(Extracted data entries)
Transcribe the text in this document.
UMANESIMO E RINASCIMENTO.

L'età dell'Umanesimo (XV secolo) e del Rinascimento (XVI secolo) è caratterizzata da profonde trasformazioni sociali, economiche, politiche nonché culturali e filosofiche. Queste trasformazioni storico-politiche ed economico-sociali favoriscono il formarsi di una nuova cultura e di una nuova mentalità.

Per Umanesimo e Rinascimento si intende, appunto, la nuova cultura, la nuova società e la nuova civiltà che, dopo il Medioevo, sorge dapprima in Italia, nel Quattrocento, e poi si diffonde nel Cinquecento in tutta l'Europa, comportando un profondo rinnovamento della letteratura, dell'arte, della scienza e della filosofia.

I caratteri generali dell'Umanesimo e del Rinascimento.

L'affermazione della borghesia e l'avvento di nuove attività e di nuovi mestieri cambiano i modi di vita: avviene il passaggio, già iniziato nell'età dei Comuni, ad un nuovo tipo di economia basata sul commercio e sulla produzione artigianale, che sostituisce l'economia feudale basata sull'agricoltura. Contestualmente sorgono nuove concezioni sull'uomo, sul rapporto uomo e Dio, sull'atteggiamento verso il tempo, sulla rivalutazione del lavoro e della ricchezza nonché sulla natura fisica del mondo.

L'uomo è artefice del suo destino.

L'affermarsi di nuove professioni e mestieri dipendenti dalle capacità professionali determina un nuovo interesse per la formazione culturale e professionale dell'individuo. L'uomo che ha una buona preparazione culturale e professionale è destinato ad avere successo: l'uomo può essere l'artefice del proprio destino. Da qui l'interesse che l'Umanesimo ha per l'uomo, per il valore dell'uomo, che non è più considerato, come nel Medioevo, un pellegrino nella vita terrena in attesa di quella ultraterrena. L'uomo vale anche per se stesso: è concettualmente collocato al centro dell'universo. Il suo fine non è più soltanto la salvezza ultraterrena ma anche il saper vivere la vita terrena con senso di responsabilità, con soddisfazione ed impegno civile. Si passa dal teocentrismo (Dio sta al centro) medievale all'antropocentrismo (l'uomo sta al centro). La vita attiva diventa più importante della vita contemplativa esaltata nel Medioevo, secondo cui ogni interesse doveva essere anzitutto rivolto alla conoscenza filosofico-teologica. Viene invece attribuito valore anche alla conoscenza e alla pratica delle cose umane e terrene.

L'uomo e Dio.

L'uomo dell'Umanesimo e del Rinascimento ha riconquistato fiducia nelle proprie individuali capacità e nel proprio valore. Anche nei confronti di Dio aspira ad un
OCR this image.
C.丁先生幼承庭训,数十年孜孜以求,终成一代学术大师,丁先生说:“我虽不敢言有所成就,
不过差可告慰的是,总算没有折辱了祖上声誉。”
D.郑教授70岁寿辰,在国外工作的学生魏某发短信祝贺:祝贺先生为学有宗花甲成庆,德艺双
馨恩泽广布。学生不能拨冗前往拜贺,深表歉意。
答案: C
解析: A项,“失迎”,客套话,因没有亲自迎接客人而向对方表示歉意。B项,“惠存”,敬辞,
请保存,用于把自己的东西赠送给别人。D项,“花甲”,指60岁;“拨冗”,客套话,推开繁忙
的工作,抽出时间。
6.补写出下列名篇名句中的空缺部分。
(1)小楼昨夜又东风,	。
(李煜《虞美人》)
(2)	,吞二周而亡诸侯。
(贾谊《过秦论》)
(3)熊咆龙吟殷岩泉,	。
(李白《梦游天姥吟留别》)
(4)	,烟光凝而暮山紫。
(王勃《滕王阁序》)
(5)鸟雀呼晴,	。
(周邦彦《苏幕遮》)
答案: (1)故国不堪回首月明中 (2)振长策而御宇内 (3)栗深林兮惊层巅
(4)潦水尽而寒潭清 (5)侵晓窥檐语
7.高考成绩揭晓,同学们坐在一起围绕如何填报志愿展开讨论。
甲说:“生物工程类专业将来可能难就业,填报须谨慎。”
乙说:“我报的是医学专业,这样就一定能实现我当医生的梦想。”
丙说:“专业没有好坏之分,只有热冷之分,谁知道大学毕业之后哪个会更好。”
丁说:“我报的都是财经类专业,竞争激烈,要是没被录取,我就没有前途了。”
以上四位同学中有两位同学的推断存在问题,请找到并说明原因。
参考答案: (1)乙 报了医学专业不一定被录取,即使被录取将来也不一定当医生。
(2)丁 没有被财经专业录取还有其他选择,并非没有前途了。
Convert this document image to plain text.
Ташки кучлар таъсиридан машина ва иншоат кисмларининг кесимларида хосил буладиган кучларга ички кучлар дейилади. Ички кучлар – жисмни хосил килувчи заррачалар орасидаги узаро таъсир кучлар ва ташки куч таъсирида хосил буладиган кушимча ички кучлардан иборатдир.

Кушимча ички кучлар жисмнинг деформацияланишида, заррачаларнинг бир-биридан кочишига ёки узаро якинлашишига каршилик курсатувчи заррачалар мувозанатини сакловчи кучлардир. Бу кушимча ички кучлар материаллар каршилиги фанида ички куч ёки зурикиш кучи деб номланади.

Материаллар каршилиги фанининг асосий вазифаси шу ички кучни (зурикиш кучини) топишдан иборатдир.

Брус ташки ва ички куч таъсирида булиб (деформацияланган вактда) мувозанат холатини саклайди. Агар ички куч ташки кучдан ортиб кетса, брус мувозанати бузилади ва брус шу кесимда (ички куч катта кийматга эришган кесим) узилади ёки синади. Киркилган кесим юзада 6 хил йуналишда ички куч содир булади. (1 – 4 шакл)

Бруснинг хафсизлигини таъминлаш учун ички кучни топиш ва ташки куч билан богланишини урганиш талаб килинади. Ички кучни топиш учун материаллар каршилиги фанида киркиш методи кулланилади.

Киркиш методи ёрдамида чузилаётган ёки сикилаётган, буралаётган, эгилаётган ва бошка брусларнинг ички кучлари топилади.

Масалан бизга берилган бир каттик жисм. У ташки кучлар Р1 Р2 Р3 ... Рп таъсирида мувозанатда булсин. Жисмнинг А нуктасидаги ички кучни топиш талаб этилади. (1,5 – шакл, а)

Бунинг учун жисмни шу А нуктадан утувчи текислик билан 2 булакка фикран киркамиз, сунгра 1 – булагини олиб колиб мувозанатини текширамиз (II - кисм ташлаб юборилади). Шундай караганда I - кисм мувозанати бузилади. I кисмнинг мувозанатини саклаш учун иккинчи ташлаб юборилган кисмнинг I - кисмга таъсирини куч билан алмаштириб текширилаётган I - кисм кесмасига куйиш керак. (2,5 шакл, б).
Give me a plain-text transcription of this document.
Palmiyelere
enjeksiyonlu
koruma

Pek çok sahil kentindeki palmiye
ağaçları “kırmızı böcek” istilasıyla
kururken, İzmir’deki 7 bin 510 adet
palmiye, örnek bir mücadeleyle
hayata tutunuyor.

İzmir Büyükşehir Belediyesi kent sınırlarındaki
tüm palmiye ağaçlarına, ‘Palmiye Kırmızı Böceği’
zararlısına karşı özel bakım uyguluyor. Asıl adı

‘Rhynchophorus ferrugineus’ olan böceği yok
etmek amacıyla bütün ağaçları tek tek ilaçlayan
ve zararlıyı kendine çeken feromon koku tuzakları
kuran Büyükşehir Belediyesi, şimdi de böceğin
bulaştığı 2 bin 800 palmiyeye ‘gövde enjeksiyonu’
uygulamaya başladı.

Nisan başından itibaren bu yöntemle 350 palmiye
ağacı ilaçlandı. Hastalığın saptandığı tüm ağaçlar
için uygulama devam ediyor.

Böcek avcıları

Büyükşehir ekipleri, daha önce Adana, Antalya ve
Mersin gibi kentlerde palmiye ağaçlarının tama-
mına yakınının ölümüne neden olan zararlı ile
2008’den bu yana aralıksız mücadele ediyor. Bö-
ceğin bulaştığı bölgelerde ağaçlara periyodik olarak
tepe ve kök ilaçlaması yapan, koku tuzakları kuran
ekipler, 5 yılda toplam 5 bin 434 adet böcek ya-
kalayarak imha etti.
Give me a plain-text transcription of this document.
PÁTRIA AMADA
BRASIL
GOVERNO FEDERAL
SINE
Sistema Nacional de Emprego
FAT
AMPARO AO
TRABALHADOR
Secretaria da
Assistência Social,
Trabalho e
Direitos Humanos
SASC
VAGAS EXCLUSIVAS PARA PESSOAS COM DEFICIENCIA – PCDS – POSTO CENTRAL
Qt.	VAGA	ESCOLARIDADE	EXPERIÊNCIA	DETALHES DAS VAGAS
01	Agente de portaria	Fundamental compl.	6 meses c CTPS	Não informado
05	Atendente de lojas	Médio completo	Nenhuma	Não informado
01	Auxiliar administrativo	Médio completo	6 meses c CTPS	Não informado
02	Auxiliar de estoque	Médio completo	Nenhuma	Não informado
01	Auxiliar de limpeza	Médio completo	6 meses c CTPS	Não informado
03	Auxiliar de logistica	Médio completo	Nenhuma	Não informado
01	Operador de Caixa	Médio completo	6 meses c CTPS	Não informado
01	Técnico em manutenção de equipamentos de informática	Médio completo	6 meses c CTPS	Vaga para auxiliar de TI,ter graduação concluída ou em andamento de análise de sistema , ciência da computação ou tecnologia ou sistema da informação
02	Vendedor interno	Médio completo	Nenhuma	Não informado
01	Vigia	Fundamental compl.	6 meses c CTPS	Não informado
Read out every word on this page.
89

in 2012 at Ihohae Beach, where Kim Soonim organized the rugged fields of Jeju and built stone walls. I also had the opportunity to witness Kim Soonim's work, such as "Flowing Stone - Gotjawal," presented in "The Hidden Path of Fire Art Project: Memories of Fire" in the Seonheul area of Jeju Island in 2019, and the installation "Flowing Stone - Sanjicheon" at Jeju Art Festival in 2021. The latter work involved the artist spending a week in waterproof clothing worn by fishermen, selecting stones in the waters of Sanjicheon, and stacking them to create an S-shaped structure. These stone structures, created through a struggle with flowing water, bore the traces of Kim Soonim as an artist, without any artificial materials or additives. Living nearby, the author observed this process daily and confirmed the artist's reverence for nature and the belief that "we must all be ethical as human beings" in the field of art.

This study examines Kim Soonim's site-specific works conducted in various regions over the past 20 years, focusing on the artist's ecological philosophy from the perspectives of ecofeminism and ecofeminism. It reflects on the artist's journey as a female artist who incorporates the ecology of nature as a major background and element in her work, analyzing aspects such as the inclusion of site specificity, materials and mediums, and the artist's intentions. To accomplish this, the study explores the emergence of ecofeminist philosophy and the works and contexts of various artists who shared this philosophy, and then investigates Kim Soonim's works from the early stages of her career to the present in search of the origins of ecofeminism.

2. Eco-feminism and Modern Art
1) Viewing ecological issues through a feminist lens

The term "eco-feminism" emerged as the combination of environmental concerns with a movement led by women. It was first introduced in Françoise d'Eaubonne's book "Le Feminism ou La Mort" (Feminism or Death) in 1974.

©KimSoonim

- [What to produce] Gather each line in these records that contains the string "узаро".

- [Full response]
Ташки кучлар таъсиридан машина ва иншоат кисмларининг кесимларида хосил буладиган кучларга ички кучлар дейилади. Ички кучлар – жисмни хосил килувчи заррачалар орасидаги узаро таъсир кучлар ва ташки куч таъсирида хосил буладиган кушимча ички кучлардан иборатдир.
Кушимча ички кучлар жисмнинг деформацияланишида, заррачаларнинг бир-биридан кочишига ёки узаро якинлашишига каршилик курсатувчи заррачалар мувозанатини сакловчи кучлардир. Бу кушимча ички кучлар материаллар каршилиги фанида ички куч ёки зурикиш кучи деб номланади.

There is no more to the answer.